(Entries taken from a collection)
— START —

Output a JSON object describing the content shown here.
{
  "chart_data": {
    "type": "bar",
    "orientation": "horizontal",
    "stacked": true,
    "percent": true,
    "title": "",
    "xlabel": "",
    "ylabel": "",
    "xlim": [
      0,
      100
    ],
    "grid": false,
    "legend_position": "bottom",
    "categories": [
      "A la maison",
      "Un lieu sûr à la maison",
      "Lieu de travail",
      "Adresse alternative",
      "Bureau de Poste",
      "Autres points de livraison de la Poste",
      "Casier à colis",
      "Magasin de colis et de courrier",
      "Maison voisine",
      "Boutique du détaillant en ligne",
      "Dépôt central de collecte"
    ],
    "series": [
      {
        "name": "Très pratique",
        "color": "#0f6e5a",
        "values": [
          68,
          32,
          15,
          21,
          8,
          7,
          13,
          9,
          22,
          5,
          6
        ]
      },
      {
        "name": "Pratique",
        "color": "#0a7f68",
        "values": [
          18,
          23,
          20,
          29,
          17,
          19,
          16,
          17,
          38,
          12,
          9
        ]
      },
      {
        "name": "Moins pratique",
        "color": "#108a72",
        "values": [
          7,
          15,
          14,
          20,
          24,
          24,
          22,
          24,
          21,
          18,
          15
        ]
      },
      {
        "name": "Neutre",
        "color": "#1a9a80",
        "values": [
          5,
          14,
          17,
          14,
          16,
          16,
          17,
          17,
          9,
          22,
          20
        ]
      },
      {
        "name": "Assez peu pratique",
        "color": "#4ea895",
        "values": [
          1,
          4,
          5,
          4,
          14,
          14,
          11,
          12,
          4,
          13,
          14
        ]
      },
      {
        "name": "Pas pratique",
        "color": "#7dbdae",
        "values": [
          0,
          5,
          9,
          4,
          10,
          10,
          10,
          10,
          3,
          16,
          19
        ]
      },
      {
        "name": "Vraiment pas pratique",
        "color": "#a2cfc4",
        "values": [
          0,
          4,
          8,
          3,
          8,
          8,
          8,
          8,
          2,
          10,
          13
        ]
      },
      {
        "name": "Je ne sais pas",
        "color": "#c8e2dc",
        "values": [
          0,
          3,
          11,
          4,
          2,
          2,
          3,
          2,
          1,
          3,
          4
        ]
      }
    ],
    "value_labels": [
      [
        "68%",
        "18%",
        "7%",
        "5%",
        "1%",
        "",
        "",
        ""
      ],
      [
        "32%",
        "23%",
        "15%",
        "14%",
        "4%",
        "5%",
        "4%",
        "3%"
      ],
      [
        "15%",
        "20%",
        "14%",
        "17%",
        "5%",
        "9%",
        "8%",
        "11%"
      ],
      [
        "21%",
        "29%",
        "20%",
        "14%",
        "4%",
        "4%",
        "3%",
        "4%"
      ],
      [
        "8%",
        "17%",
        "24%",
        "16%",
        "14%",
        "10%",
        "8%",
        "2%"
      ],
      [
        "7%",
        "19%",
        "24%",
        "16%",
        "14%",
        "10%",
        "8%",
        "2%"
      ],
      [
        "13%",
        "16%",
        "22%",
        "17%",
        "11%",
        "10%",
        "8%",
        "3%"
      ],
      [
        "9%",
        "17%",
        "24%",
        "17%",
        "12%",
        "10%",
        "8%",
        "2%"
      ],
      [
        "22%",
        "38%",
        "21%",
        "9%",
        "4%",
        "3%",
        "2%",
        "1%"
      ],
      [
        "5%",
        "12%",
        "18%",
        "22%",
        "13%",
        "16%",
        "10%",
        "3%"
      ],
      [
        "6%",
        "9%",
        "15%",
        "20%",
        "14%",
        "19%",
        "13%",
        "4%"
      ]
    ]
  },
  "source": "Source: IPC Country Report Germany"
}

— END —

Task requirements – Answer with a single number: the count of lines holding the word "name".

Answer to the task – 8